## BEGIN Records for the task

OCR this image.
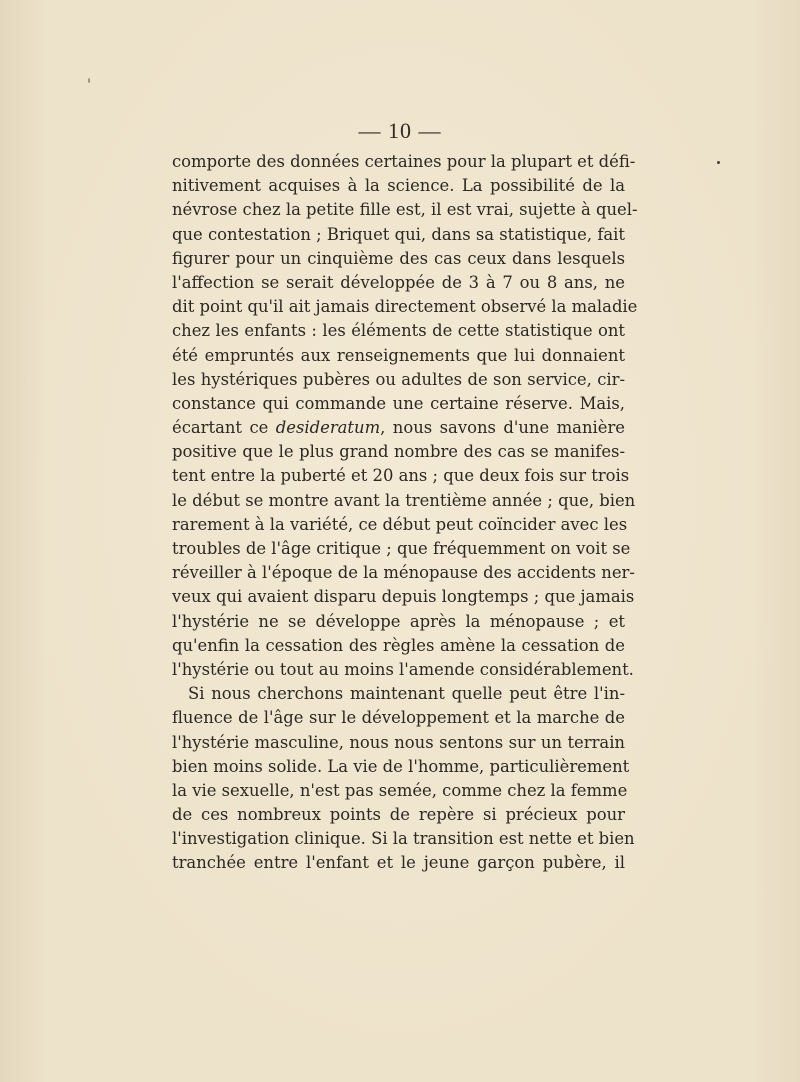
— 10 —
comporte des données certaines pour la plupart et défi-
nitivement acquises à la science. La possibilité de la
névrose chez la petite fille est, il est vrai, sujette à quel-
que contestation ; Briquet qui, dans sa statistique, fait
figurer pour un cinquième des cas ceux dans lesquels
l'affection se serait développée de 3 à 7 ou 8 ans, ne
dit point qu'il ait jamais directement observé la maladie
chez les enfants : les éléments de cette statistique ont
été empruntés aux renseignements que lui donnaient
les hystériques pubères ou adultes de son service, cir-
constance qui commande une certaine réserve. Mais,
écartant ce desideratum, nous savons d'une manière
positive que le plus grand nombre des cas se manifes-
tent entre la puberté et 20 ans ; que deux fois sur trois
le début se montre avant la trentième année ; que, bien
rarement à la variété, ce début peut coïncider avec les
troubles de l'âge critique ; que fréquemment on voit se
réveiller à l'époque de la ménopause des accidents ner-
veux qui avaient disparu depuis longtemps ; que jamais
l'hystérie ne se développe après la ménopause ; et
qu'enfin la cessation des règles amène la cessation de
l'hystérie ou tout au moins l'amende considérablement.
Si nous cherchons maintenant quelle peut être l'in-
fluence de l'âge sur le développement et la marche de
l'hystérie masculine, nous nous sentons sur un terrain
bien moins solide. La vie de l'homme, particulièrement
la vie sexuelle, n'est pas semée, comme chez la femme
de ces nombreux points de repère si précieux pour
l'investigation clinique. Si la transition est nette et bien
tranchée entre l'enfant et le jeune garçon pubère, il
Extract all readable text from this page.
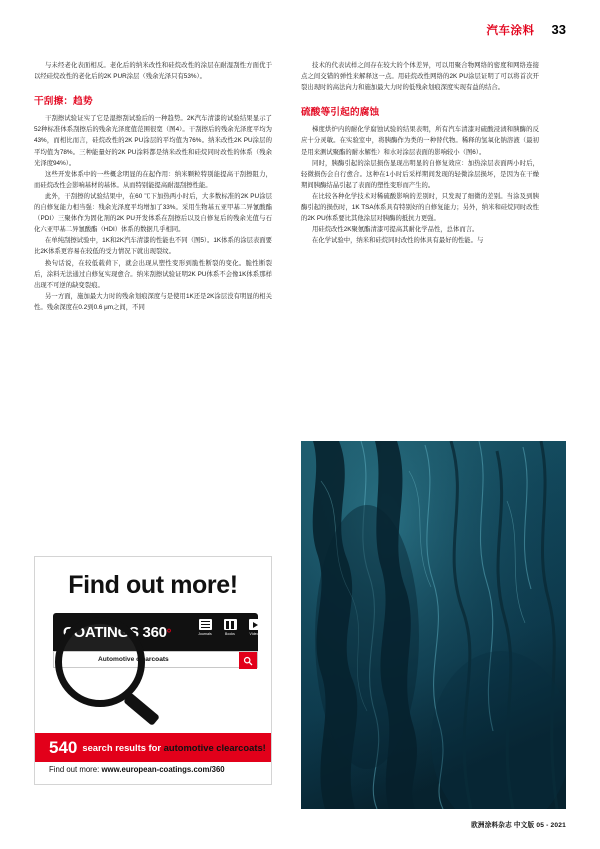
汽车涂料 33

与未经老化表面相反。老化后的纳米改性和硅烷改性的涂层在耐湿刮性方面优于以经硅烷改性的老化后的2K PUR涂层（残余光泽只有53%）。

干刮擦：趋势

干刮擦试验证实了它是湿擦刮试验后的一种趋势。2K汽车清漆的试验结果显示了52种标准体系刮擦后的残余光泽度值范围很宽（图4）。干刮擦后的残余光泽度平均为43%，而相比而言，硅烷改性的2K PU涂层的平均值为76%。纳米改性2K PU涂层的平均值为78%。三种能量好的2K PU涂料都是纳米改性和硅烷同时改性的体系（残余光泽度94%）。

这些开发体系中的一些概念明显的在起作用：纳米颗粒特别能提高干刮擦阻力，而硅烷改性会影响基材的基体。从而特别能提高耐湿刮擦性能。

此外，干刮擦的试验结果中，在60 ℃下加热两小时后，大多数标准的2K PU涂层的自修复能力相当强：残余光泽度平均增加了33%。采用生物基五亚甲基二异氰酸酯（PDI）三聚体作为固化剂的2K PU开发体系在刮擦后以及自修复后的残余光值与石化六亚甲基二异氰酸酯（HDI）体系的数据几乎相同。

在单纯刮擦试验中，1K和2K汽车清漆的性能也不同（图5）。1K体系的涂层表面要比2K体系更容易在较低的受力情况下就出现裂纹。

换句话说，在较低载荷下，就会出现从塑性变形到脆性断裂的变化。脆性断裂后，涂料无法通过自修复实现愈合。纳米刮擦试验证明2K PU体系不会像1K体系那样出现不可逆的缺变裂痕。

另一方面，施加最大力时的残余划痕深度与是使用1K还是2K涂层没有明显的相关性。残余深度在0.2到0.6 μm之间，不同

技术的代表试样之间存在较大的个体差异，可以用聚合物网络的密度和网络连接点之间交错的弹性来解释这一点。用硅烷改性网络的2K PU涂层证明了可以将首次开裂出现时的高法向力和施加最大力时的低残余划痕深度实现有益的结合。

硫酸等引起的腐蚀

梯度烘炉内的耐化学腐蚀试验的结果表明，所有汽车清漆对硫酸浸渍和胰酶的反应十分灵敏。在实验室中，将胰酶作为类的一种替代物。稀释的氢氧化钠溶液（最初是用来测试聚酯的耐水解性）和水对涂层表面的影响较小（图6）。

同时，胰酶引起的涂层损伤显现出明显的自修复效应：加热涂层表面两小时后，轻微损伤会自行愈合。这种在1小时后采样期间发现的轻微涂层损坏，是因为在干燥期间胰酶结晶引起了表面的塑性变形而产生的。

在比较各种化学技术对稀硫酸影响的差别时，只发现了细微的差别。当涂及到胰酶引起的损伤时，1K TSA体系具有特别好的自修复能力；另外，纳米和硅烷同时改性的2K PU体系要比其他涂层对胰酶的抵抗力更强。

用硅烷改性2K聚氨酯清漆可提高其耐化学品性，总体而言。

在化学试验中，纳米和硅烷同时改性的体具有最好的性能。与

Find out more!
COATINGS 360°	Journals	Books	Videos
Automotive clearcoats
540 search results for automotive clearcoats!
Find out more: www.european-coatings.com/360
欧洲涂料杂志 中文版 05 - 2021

## END Records for the task

What is needed
Repeat the listing above exactly, with no pictures.

Output of the exercise
OCR this image.
— 10 —
comporte des données certaines pour la plupart et défi-
nitivement acquises à la science. La possibilité de la
névrose chez la petite fille est, il est vrai, sujette à quel-
que contestation ; Briquet qui, dans sa statistique, fait
figurer pour un cinquième des cas ceux dans lesquels
l'affection se serait développée de 3 à 7 ou 8 ans, ne
dit point qu'il ait jamais directement observé la maladie
chez les enfants : les éléments de cette statistique ont
été empruntés aux renseignements que lui donnaient
les hystériques pubères ou adultes de son service, cir-
constance qui commande une certaine réserve. Mais,
écartant ce desideratum, nous savons d'une manière
positive que le plus grand nombre des cas se manifes-
tent entre la puberté et 20 ans ; que deux fois sur trois
le début se montre avant la trentième année ; que, bien
rarement à la variété, ce début peut coïncider avec les
troubles de l'âge critique ; que fréquemment on voit se
réveiller à l'époque de la ménopause des accidents ner-
veux qui avaient disparu depuis longtemps ; que jamais
l'hystérie ne se développe après la ménopause ; et
qu'enfin la cessation des règles amène la cessation de
l'hystérie ou tout au moins l'amende considérablement.
Si nous cherchons maintenant quelle peut être l'in-
fluence de l'âge sur le développement et la marche de
l'hystérie masculine, nous nous sentons sur un terrain
bien moins solide. La vie de l'homme, particulièrement
la vie sexuelle, n'est pas semée, comme chez la femme
de ces nombreux points de repère si précieux pour
l'investigation clinique. Si la transition est nette et bien
tranchée entre l'enfant et le jeune garçon pubère, il
Extract all readable text from this page.
汽车涂料 33

与未经老化表面相反。老化后的纳米改性和硅烷改性的涂层在耐湿刮性方面优于以经硅烷改性的老化后的2K PUR涂层（残余光泽只有53%）。

干刮擦：趋势

干刮擦试验证实了它是湿擦刮试验后的一种趋势。2K汽车清漆的试验结果显示了52种标准体系刮擦后的残余光泽度值范围很宽（图4）。干刮擦后的残余光泽度平均为43%，而相比而言，硅烷改性的2K PU涂层的平均值为76%。纳米改性2K PU涂层的平均值为78%。三种能量好的2K PU涂料都是纳米改性和硅烷同时改性的体系（残余光泽度94%）。

这些开发体系中的一些概念明显的在起作用：纳米颗粒特别能提高干刮擦阻力，而硅烷改性会影响基材的基体。从而特别能提高耐湿刮擦性能。

此外，干刮擦的试验结果中，在60 ℃下加热两小时后，大多数标准的2K PU涂层的自修复能力相当强：残余光泽度平均增加了33%。采用生物基五亚甲基二异氰酸酯（PDI）三聚体作为固化剂的2K PU开发体系在刮擦后以及自修复后的残余光值与石化六亚甲基二异氰酸酯（HDI）体系的数据几乎相同。

在单纯刮擦试验中，1K和2K汽车清漆的性能也不同（图5）。1K体系的涂层表面要比2K体系更容易在较低的受力情况下就出现裂纹。

换句话说，在较低载荷下，就会出现从塑性变形到脆性断裂的变化。脆性断裂后，涂料无法通过自修复实现愈合。纳米刮擦试验证明2K PU体系不会像1K体系那样出现不可逆的缺变裂痕。

另一方面，施加最大力时的残余划痕深度与是使用1K还是2K涂层没有明显的相关性。残余深度在0.2到0.6 μm之间，不同

技术的代表试样之间存在较大的个体差异，可以用聚合物网络的密度和网络连接点之间交错的弹性来解释这一点。用硅烷改性网络的2K PU涂层证明了可以将首次开裂出现时的高法向力和施加最大力时的低残余划痕深度实现有益的结合。

硫酸等引起的腐蚀

梯度烘炉内的耐化学腐蚀试验的结果表明，所有汽车清漆对硫酸浸渍和胰酶的反应十分灵敏。在实验室中，将胰酶作为类的一种替代物。稀释的氢氧化钠溶液（最初是用来测试聚酯的耐水解性）和水对涂层表面的影响较小（图6）。

同时，胰酶引起的涂层损伤显现出明显的自修复效应：加热涂层表面两小时后，轻微损伤会自行愈合。这种在1小时后采样期间发现的轻微涂层损坏，是因为在干燥期间胰酶结晶引起了表面的塑性变形而产生的。

在比较各种化学技术对稀硫酸影响的差别时，只发现了细微的差别。当涂及到胰酶引起的损伤时，1K TSA体系具有特别好的自修复能力；另外，纳米和硅烷同时改性的2K PU体系要比其他涂层对胰酶的抵抗力更强。

用硅烷改性2K聚氨酯清漆可提高其耐化学品性，总体而言。

在化学试验中，纳米和硅烷同时改性的体具有最好的性能。与

Find out more!
COATINGS 360°	Journals	Books	Videos
Automotive clearcoats
540 search results for automotive clearcoats!
Find out more: www.european-coatings.com/360
欧洲涂料杂志 中文版 05 - 2021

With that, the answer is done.